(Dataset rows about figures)
────────────────

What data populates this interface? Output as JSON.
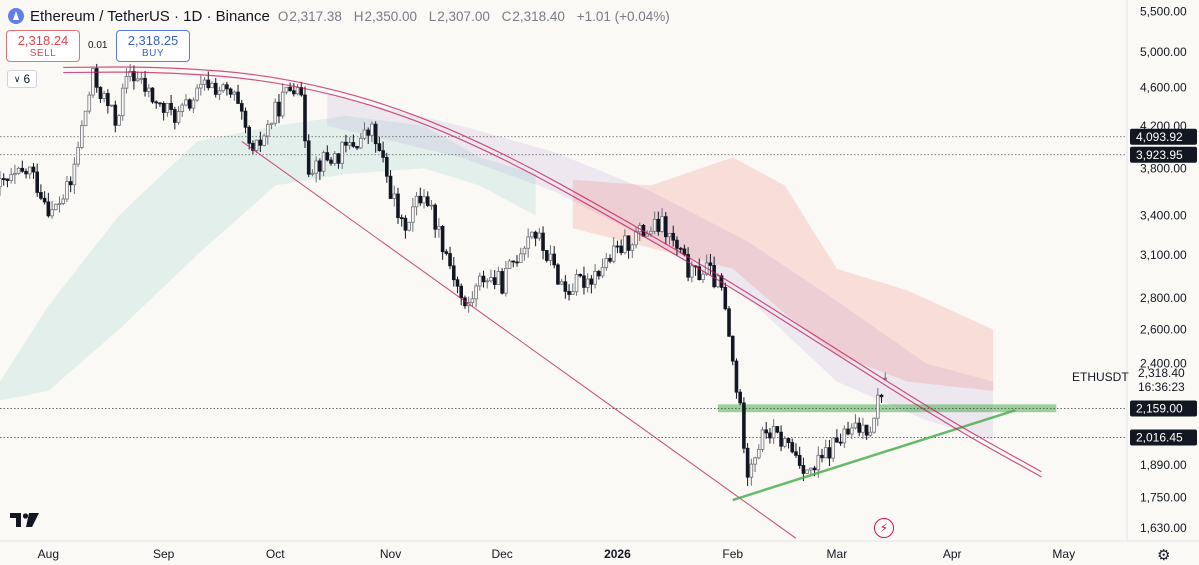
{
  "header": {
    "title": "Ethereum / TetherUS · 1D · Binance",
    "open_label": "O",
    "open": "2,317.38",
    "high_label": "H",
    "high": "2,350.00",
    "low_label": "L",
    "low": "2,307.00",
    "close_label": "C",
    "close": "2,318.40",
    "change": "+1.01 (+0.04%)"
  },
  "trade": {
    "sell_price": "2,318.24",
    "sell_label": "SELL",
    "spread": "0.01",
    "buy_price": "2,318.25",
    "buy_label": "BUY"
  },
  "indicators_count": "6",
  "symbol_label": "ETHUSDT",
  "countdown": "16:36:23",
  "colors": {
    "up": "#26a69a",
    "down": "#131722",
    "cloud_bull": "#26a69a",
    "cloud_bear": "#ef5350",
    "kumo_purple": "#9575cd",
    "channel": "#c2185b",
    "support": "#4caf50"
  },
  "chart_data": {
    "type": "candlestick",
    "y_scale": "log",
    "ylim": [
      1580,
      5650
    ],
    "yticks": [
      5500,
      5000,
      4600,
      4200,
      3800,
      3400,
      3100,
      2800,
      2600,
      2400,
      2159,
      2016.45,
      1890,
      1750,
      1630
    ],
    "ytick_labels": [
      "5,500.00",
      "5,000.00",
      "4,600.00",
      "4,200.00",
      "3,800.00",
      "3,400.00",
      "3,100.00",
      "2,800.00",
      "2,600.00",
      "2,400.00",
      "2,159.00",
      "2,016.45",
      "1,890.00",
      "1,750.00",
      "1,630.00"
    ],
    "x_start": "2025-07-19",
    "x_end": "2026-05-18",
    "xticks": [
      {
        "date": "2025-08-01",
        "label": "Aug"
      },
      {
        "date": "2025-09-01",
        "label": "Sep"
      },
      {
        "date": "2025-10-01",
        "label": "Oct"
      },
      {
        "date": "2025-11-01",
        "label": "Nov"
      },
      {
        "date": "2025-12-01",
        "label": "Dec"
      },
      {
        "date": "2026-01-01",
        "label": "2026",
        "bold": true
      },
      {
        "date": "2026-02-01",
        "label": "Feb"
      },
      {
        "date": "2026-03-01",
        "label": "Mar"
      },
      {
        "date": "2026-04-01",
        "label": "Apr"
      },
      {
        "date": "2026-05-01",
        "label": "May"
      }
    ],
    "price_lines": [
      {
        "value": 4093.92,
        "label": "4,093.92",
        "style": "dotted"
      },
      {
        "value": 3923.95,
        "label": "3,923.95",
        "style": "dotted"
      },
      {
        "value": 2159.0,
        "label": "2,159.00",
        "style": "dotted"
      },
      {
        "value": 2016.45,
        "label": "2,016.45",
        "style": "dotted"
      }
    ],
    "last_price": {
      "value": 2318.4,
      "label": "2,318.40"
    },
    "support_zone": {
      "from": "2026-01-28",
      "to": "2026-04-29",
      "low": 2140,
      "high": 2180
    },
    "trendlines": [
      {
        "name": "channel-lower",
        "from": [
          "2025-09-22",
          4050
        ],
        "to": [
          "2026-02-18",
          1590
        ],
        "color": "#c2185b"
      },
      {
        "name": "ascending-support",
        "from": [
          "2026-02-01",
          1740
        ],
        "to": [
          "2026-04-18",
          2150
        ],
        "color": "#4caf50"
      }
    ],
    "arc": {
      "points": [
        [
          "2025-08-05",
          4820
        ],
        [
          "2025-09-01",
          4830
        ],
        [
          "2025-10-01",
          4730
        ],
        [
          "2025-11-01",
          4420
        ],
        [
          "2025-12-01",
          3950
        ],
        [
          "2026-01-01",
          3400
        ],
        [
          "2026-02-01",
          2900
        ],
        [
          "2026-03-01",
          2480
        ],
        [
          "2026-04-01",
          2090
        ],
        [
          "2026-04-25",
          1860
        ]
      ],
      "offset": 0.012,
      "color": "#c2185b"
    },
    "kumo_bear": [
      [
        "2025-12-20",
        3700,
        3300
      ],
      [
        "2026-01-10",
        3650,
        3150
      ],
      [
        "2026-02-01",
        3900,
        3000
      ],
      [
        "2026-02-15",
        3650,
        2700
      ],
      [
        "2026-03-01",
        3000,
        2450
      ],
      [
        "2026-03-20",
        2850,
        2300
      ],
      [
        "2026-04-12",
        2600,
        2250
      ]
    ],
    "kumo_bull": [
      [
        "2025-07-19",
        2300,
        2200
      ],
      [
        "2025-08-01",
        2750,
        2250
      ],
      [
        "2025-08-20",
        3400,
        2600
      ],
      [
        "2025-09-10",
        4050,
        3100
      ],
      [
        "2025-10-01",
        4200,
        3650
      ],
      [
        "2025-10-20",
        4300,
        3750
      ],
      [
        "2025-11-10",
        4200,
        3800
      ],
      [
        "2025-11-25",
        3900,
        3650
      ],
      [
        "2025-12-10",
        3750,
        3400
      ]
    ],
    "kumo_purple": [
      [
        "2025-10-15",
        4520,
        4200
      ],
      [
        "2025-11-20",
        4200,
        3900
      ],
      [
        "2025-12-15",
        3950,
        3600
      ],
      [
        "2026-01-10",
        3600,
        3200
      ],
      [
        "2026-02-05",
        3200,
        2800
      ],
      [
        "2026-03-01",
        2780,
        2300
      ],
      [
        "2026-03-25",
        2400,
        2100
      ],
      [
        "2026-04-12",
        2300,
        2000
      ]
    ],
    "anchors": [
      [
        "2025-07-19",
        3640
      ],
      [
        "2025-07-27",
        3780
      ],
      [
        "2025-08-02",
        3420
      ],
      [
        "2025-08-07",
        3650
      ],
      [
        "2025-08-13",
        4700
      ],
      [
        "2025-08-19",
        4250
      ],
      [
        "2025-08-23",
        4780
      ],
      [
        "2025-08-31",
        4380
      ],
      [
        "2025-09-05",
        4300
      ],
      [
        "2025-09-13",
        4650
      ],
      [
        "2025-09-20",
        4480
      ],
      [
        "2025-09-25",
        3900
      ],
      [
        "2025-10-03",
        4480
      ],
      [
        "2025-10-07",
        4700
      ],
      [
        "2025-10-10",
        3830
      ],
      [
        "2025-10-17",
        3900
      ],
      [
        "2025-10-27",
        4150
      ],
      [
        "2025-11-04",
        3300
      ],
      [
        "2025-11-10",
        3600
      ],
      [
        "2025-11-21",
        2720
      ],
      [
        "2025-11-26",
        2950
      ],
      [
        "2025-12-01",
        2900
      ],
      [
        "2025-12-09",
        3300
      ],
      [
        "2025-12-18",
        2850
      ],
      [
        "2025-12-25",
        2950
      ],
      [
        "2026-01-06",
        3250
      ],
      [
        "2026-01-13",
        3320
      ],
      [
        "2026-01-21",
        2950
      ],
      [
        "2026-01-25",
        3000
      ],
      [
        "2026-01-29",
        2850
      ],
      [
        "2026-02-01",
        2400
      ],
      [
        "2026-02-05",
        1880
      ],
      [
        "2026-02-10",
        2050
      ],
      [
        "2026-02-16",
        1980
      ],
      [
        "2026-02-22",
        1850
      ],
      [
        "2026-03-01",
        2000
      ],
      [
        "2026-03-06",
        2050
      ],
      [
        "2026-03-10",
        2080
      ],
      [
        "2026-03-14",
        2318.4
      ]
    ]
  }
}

────────────────

> **WORK INSTRUCTIONS**
Locate all lines in the listing above with the word "name" and copy them.

> **CORRECT RESPONSE**
        "name": "channel-lower",
        "name": "ascending-support",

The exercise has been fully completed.